Disbelief in his tone, Reichert asked him just how they had done that, and the prisoner reached into his memory and pulled out Debbie Abernathy’s name.

Reichert wanted to know in what way.

“Because it was on Chad’s birthday,” Ridgway said. It was obviously almost impossible for him to connect with the women he had murdered, or to see them as human beings. He had to connect any sadness to something or someone involved with himself. He said he felt bad about Colleen Brockman because he killed her on Christmas Eve. And he was sorry because “Meehan” had been pregnant, and he hadn’t noticed that. He felt bad, he said, about Connie Naon “because she was beautiful.”

But all in all, he thought that the session where he had pleaded guilty “went real good.”

“What about Thursday?” Reichert asked, referring to the sentencing date.

Ridgway said he’d read some of the letters the families had sent—the ones who couldn’t be there—but he didn’t want to discuss them much. The families had called him evil, and he thought that was probably true, but he hastened to point out that it wasn’t his fault if he was. He had done it all from “lack of love.” He figured it might take five or six hours for the families to say what they wanted to say.

“But I have remorse—sadness in my heart. I’ll answer their questions,” he said confidently.

“You won’t have a dialogue with them,” Reichert said. “Would it matter to you if someone killed your son, what they said to you? Would it matter if they said, ‘Sorry, I’m the devil and I’m evil’?” And then in a conversational tone, Reichert asked, “Why did you [kill them]?”

“I had a craving, because they were prostitutes. I wanted to kill them…. Wanted to control them.”

“You can control people without killing them.”

Reichert kept pelting Ridgway with “Whys?” as he searched hard to find reasons for his killing rampages.

“I was mad at them,” he finally blurted. He had tried to impress the task force investigators all along with his explanation that he had actually killed the “hookers” to help them keep the streets clean. The detectives had never appreciated what he had done for them.

There was no disguising Dave Reichert’s profound hatred for the man in front of him. It seeped out of his pores. It had gone beyond a contest between a lawman and a killer, and he probably had to fight an impulse to put his hands on Ridgway.

[Spatial layout entries]
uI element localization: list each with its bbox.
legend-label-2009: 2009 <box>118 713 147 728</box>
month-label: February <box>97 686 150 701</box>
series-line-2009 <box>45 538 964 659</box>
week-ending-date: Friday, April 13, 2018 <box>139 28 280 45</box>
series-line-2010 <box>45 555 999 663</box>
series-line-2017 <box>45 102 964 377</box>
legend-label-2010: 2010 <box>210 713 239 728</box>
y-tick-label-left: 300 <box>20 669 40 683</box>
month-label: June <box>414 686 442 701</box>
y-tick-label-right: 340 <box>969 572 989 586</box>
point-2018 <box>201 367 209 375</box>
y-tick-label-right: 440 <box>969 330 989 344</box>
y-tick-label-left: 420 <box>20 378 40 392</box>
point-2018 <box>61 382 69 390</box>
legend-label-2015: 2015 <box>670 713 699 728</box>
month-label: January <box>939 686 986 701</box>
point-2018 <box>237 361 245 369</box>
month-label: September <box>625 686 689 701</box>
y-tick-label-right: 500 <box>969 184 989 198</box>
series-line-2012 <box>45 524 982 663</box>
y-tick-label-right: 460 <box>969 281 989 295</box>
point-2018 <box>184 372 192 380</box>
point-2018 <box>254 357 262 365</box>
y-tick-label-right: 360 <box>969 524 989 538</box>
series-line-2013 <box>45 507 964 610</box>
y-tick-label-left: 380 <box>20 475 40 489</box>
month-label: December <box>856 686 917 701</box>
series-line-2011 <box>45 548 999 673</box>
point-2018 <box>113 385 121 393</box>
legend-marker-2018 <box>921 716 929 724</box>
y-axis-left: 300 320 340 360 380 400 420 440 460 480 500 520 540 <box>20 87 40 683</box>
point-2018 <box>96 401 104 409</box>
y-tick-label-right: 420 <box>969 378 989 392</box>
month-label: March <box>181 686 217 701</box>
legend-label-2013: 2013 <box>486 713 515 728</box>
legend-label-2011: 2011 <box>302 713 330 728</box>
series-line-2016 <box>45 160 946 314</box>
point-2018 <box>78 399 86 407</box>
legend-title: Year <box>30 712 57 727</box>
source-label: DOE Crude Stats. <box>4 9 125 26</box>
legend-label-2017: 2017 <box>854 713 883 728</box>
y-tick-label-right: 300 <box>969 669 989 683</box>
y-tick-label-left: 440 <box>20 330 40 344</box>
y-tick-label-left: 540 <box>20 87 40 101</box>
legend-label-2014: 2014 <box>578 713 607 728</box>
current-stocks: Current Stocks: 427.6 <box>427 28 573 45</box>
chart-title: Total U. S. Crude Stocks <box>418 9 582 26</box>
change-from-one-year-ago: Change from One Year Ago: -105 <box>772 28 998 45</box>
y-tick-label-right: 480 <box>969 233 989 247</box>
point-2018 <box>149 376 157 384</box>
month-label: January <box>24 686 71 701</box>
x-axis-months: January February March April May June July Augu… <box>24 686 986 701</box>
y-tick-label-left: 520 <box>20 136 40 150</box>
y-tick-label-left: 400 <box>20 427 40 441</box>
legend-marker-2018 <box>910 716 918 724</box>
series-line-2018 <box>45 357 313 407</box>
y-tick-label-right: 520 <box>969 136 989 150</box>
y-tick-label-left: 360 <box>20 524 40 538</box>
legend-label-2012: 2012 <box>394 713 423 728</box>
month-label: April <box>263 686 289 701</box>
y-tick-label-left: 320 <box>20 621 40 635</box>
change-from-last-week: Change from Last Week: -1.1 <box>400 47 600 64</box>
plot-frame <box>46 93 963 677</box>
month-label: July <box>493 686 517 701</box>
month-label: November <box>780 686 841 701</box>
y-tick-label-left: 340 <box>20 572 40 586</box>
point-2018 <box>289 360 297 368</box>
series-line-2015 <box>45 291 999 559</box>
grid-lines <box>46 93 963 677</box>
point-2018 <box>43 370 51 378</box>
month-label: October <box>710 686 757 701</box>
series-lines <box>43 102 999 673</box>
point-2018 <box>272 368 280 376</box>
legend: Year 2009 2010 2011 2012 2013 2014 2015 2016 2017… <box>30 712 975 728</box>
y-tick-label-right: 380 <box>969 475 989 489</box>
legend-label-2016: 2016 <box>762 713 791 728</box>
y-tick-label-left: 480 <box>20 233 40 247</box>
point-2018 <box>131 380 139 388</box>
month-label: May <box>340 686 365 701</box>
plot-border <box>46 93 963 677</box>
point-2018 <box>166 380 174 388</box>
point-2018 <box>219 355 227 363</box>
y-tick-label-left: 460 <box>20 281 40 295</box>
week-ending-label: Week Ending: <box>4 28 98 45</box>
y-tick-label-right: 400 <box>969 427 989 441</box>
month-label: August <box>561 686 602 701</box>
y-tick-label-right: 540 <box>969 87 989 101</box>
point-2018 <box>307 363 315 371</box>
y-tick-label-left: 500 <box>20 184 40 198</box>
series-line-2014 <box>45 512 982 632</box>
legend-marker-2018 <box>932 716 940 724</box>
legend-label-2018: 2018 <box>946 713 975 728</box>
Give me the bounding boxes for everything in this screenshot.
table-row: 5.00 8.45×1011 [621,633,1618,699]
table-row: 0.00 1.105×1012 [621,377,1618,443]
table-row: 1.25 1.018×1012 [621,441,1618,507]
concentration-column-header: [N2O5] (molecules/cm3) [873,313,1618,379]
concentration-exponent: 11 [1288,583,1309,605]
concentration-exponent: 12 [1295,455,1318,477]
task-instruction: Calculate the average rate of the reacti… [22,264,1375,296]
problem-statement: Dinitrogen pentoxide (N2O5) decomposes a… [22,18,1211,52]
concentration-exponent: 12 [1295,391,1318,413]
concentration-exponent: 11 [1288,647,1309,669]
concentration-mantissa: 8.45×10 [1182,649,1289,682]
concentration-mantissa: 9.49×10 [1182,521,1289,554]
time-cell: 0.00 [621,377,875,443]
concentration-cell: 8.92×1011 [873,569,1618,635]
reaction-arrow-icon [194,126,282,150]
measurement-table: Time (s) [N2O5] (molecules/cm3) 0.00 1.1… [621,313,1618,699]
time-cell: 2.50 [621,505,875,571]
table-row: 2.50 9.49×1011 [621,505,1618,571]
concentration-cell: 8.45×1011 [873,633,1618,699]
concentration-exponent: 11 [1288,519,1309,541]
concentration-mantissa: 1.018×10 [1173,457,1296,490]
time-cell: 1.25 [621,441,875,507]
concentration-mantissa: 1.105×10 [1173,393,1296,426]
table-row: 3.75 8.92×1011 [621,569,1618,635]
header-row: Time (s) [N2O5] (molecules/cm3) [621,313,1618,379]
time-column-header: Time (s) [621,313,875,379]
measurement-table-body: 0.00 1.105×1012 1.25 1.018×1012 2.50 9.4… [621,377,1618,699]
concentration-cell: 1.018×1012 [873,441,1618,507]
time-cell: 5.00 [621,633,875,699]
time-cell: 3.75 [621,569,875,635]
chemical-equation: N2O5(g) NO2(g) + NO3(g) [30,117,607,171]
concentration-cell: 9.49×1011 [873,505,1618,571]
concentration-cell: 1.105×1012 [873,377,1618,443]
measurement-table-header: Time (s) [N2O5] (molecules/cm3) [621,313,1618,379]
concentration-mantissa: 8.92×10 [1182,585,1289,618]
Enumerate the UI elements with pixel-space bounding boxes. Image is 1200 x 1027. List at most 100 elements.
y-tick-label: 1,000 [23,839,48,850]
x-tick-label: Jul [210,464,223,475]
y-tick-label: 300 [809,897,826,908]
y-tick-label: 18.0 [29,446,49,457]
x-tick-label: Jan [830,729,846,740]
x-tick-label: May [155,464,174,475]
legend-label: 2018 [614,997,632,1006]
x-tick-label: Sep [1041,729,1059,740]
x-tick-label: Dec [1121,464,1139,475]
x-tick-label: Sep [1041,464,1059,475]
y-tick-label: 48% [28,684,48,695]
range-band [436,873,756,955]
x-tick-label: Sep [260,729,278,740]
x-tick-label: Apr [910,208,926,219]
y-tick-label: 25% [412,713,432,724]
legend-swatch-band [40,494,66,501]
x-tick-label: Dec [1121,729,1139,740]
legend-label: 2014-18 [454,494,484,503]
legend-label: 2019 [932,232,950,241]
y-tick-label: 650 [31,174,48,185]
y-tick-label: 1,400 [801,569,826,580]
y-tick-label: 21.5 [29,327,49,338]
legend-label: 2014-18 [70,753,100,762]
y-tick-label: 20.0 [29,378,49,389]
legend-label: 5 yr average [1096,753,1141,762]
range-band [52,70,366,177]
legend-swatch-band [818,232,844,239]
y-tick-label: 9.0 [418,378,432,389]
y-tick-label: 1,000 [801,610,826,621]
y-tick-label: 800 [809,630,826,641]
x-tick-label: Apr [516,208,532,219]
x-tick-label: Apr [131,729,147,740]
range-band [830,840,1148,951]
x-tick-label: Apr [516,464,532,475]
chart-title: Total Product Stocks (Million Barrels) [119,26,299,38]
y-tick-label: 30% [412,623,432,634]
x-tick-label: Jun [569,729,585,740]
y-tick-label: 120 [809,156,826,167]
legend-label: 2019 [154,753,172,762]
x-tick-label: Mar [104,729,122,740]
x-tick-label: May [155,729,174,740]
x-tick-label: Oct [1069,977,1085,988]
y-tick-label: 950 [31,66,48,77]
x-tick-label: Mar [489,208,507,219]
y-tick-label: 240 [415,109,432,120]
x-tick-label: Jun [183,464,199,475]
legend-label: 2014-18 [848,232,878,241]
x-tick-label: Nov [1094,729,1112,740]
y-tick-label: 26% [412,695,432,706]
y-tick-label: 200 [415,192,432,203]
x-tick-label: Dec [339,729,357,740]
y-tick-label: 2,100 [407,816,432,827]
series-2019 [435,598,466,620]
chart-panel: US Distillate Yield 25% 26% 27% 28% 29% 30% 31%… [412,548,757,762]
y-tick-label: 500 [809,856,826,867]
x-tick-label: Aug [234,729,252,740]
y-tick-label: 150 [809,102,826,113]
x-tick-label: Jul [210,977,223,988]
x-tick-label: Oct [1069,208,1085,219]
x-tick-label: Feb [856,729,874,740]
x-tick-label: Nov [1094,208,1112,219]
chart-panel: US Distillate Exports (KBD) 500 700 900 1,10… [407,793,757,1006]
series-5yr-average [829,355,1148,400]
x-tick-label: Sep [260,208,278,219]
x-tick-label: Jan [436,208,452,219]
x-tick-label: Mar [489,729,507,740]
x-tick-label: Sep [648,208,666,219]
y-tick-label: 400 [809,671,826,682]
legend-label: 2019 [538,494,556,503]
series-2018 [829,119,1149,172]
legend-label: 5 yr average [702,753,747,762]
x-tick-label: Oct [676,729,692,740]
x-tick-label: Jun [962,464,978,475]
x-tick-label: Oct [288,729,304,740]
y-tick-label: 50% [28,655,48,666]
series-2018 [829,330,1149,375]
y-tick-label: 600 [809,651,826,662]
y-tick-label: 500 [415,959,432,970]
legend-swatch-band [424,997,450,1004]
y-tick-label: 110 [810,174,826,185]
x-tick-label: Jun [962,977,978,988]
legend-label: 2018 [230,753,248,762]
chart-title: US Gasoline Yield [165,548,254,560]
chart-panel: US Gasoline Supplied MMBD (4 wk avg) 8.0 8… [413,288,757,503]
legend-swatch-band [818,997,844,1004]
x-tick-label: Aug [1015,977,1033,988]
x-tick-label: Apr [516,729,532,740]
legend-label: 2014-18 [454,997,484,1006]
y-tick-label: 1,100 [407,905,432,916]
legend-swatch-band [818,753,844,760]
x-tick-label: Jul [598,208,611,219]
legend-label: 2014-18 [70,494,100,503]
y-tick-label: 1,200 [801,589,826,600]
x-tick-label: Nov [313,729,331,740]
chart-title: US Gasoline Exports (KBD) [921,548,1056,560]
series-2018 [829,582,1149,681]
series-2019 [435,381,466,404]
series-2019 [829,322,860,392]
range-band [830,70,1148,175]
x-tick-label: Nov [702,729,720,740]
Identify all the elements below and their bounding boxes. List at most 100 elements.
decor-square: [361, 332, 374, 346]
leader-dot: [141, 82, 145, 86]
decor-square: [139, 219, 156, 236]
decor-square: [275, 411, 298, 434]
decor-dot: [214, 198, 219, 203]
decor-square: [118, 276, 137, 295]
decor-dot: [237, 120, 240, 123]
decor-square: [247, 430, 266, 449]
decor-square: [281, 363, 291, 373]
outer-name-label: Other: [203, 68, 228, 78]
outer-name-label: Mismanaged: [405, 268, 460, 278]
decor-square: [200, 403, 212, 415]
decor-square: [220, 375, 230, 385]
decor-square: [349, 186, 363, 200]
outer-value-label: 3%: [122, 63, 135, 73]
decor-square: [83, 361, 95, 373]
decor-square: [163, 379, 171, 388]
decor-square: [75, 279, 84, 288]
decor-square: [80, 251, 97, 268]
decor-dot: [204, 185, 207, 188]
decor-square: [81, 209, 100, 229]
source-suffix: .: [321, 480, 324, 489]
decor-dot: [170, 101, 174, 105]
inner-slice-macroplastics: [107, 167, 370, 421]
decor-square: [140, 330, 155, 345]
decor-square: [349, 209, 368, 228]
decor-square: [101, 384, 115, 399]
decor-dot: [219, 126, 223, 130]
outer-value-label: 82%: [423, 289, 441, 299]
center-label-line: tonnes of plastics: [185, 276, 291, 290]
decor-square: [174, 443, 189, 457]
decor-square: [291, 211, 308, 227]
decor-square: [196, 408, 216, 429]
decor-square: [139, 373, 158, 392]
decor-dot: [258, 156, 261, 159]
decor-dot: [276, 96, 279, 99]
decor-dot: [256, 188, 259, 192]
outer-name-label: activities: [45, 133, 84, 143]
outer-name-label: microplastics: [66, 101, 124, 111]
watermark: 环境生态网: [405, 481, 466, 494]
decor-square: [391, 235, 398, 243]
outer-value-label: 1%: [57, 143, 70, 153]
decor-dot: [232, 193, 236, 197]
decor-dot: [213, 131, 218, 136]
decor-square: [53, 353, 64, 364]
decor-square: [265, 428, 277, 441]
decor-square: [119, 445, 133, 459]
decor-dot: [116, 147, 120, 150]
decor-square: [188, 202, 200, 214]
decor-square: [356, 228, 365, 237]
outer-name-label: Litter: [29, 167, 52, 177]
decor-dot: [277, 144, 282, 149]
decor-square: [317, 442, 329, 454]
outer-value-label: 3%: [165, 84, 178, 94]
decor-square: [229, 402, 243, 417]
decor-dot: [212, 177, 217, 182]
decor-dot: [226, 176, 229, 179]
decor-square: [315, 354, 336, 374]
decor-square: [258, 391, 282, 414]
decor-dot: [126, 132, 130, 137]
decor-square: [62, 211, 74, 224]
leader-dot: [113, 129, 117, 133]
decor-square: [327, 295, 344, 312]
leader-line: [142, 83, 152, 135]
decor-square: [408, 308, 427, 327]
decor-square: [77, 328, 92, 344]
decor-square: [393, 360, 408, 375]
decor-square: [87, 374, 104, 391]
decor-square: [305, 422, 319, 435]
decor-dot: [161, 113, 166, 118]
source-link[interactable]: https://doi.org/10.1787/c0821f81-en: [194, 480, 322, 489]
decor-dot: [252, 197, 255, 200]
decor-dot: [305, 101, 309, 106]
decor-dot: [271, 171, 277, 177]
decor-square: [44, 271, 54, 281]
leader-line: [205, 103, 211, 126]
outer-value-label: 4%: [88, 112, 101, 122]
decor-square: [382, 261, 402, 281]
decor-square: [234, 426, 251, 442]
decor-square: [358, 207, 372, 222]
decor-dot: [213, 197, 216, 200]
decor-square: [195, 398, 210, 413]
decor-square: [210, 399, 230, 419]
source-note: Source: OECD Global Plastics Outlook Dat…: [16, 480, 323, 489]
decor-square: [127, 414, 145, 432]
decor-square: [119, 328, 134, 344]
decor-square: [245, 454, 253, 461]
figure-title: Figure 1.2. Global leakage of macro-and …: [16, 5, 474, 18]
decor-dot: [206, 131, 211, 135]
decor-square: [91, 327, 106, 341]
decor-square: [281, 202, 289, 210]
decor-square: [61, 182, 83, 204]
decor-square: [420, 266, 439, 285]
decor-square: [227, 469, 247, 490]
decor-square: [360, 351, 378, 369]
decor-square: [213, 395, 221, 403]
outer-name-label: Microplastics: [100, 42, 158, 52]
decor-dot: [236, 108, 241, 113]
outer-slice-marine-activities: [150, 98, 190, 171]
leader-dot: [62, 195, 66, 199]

WRITTEN EXERCISE ->
Carry on the passage about Reichert questioning Ridgway, picking up right after its final sentence.

ANSWER TO THIS TASK ->
Reichert believed Ridgway was withholding information, and he hoped to find more answers. He pointed out that Ridgway was still making all kinds of excuses, even though there was no way to justify what he had done. “They were ‘garbage’ all along; they had no meaning to you,” the sheriff said.

“They have meaning now.” Ridgway speculated that he should go back to Woodside School, that he needed to go back in time to cure the “learning disability” that had caused him to lack “caring” for others. That made little sense, but it still would allow him to take the stain of his crimes off his hands.

He told the sheriff that he could not recall killing anyone in the sixties or seventies, only the time when he stabbed the neighborhood kid, and, after all, he hadn’t died.

“We were looking forward to six months more with you,” Reichert said. “But you shut down after you pleaded guilty. Why should you talk to us now? Don’t you have a nice place to stay back there?”

“Yeah. My stay here has been good. They’ve treated me really good.” Ridgway agreed that the little room in the task force headquarters was probably a lot nicer than his prison cell would be. He knew that he would need to have his “back to the wall,” because other inmates would try to kill him. He’d listened to advice from inmates at the King County Jail and they had warned him about that.

Reichert reminded him that once he went to prison, he wouldn’t have all the benefits he currently enjoyed, and urged him to give up the rest of the secrets he held on to so tightly. But everyone had noticed that he had changed. He wasn’t telling them all he knew. “You’re cocky now.”

The sheriff said that Sue Peters, Randy Mullinax, Jon Mattsen, and Tom Jensen were walking out of interviews angry because Ridgway had stopped giving them information. He had only two more days to tell them what he knew. Then he was going away, headed for prison. “My detectives are pissed, tired of your lies, your crap, your bullshit,” Reichert said. “You’re still hiding secrets. All the souvenirs that would give you credibility. I’m going to find them. We’re going to X-ray your houses—But we’re not going to come over there [to prison] to talk with you.”

Ridgway wasn’t concerned about that. He planned on detectives from other counties—Snohomish, Pierce, and maybe San Diego—visiting him to ask questions. What he couldn’t recall right now, he figured he could spend his time in prison trying to remember—if there were murders he’d forgotten.